═══ EXERCISE INPUT

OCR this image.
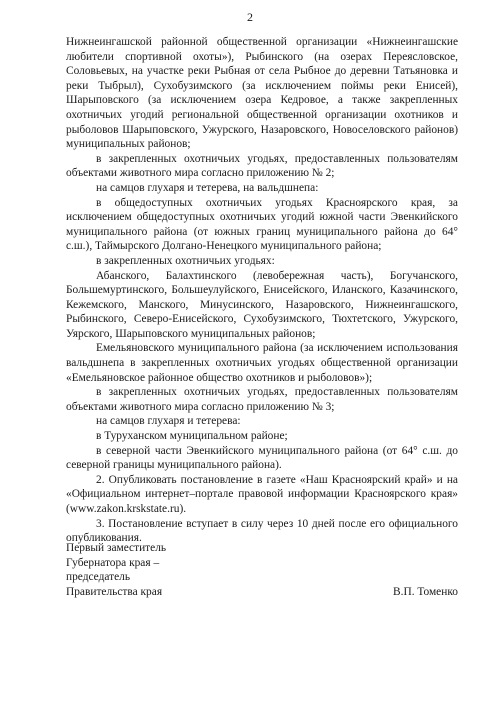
2

Нижнеингашской районной общественной организации «Нижнеингашские любители спортивной охоты»), Рыбинского (на озерах Переясловское, Соловьевых, на участке реки Рыбная от села Рыбное до деревни Татьяновка и реки Тыбрыл), Сухобузимского (за исключением поймы реки Енисей), Шарыповского (за исключением озера Кедровое, а также закрепленных охотничьих угодий региональной общественной организации охотников и рыболовов Шарыповского, Ужурского, Назаровского, Новоселовского районов) муниципальных районов;

в закрепленных охотничьих угодьях, предоставленных пользователям объектами животного мира согласно приложению № 2;

на самцов глухаря и тетерева, на вальдшнепа:

в общедоступных охотничьих угодьях Красноярского края, за исключением общедоступных охотничьих угодий южной части Эвенкийского муниципального района (от южных границ муниципального района до 64° с.ш.), Таймырского Долгано-Ненецкого муниципального района;

в закрепленных охотничьих угодьях:

Абанского, Балахтинского (левобережная часть), Богучанского, Большемуртинского, Большеулуйского, Енисейского, Иланского, Казачинского, Кежемского, Манского, Минусинского, Назаровского, Нижнеингашского, Рыбинского, Северо-Енисейского, Сухобузимского, Тюхтетского, Ужурского, Уярского, Шарыповского муниципальных районов;

Емельяновского муниципального района (за исключением использования вальдшнепа в закрепленных охотничьих угодьях общественной организации «Емельяновское районное общество охотников и рыболовов»);

в закрепленных охотничьих угодьях, предоставленных пользователям объектами животного мира согласно приложению № 3;

на самцов глухаря и тетерева:

в Туруханском муниципальном районе;

в северной части Эвенкийского муниципального района (от 64° с.ш. до северной границы муниципального района).

2. Опубликовать постановление в газете «Наш Красноярский край» и на «Официальном интернет–портале правовой информации Красноярского края» (www.zakon.krskstate.ru).

3. Постановление вступает в силу через 10 дней после его официального опубликования.

Первый заместитель
Губернатора края –
председатель
Правительства края	В.П. Томенко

══════

* [EXERCISE DIRECTIONS]
All records above are to be printed exactly, minus the pictures they contain.

* [SOLUTION TO THIS EXERCISE]
OCR this image.
2

Нижнеингашской районной общественной организации «Нижнеингашские любители спортивной охоты»), Рыбинского (на озерах Переясловское, Соловьевых, на участке реки Рыбная от села Рыбное до деревни Татьяновка и реки Тыбрыл), Сухобузимского (за исключением поймы реки Енисей), Шарыповского (за исключением озера Кедровое, а также закрепленных охотничьих угодий региональной общественной организации охотников и рыболовов Шарыповского, Ужурского, Назаровского, Новоселовского районов) муниципальных районов;

в закрепленных охотничьих угодьях, предоставленных пользователям объектами животного мира согласно приложению № 2;

на самцов глухаря и тетерева, на вальдшнепа:

в общедоступных охотничьих угодьях Красноярского края, за исключением общедоступных охотничьих угодий южной части Эвенкийского муниципального района (от южных границ муниципального района до 64° с.ш.), Таймырского Долгано-Ненецкого муниципального района;

в закрепленных охотничьих угодьях:

Абанского, Балахтинского (левобережная часть), Богучанского, Большемуртинского, Большеулуйского, Енисейского, Иланского, Казачинского, Кежемского, Манского, Минусинского, Назаровского, Нижнеингашского, Рыбинского, Северо-Енисейского, Сухобузимского, Тюхтетского, Ужурского, Уярского, Шарыповского муниципальных районов;

Емельяновского муниципального района (за исключением использования вальдшнепа в закрепленных охотничьих угодьях общественной организации «Емельяновское районное общество охотников и рыболовов»);

в закрепленных охотничьих угодьях, предоставленных пользователям объектами животного мира согласно приложению № 3;

на самцов глухаря и тетерева:

в Туруханском муниципальном районе;

в северной части Эвенкийского муниципального района (от 64° с.ш. до северной границы муниципального района).

2. Опубликовать постановление в газете «Наш Красноярский край» и на «Официальном интернет–портале правовой информации Красноярского края» (www.zakon.krskstate.ru).

3. Постановление вступает в силу через 10 дней после его официального опубликования.

Первый заместитель
Губернатора края –
председатель
Правительства края	В.П. Томенко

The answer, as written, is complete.